What you should do —
Locate each line holding the string "this" and copy it.

## START

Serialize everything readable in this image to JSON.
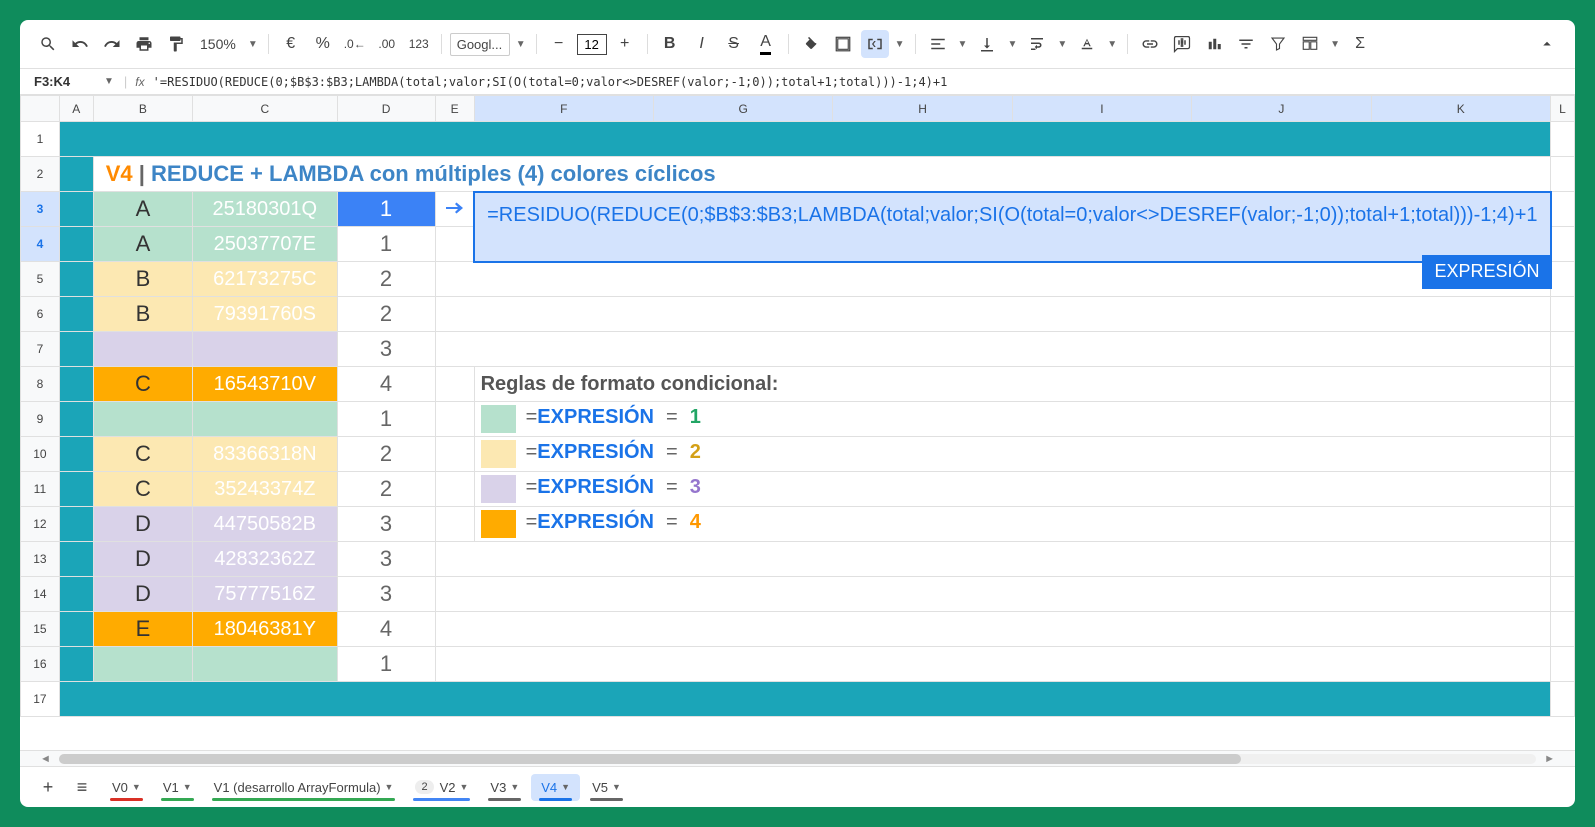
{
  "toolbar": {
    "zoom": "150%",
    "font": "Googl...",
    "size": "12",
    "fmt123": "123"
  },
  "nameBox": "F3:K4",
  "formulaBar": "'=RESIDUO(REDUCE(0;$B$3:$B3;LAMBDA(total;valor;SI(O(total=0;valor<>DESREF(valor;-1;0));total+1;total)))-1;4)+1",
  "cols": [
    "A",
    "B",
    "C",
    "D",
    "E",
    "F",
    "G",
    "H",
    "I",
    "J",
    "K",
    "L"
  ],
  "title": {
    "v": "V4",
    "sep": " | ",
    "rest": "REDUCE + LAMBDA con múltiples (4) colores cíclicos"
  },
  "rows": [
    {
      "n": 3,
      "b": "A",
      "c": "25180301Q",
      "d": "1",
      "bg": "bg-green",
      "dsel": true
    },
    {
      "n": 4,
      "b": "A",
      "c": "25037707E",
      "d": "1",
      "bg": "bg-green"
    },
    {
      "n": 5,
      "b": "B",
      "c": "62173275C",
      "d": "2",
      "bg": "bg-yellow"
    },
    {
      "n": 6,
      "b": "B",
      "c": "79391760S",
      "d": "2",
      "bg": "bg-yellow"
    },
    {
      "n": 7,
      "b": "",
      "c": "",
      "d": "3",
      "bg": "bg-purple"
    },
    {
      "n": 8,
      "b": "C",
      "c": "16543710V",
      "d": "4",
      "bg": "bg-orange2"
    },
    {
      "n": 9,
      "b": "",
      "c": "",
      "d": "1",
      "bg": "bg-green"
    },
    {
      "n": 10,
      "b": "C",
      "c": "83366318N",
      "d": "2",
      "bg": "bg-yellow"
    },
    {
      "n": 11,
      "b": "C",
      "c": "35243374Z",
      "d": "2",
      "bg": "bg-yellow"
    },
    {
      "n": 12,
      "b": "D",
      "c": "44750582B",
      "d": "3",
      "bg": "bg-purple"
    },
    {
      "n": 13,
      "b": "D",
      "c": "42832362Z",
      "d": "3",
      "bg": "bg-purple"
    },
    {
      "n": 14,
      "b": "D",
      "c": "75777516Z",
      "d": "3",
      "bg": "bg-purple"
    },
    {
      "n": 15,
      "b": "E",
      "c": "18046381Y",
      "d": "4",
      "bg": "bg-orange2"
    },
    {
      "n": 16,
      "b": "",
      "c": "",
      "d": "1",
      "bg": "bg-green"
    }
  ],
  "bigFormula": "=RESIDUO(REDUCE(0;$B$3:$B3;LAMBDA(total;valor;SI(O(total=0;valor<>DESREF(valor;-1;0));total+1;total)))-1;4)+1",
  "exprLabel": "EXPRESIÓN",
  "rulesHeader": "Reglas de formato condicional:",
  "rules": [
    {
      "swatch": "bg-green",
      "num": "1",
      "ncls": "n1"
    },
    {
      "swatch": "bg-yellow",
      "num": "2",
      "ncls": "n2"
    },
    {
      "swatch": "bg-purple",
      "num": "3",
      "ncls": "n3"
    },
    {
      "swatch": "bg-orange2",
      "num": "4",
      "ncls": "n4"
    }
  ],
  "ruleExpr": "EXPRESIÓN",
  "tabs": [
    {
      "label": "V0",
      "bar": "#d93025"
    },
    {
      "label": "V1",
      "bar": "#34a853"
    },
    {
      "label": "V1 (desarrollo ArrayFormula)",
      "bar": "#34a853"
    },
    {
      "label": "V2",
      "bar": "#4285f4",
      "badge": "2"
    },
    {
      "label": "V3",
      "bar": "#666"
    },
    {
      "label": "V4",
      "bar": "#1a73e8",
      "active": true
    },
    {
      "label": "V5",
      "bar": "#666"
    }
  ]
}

## END
## START

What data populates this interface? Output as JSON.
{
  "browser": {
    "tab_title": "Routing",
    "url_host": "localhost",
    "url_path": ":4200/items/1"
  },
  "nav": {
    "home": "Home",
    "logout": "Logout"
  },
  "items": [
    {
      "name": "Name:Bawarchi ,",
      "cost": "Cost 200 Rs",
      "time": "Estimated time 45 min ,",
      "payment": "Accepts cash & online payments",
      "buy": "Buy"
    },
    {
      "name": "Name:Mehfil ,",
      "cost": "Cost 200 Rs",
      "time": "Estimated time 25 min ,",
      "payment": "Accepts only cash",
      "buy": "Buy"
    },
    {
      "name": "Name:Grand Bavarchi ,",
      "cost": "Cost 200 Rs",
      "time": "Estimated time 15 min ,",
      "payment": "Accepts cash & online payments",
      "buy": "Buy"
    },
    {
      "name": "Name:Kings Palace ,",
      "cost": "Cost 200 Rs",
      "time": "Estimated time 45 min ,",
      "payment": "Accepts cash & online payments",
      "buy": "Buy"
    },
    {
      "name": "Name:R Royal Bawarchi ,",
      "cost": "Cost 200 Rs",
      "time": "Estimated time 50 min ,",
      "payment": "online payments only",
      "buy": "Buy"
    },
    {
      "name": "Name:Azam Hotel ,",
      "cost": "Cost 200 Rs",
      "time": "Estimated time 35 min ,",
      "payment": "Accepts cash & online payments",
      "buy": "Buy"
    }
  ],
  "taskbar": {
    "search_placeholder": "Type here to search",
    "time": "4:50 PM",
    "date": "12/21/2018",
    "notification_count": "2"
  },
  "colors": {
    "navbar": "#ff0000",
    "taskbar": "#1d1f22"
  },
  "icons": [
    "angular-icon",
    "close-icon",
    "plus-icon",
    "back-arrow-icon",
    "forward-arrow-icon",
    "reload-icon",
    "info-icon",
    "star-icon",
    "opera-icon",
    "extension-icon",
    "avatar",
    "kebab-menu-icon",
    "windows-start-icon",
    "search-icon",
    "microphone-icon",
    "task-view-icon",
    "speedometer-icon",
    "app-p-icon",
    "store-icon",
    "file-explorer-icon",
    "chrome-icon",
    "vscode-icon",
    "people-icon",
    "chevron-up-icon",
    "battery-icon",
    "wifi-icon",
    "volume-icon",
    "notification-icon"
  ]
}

## END

Problem solution —
Serialize everything readable in this image to JSON.
What data populates this interface? Output as JSON.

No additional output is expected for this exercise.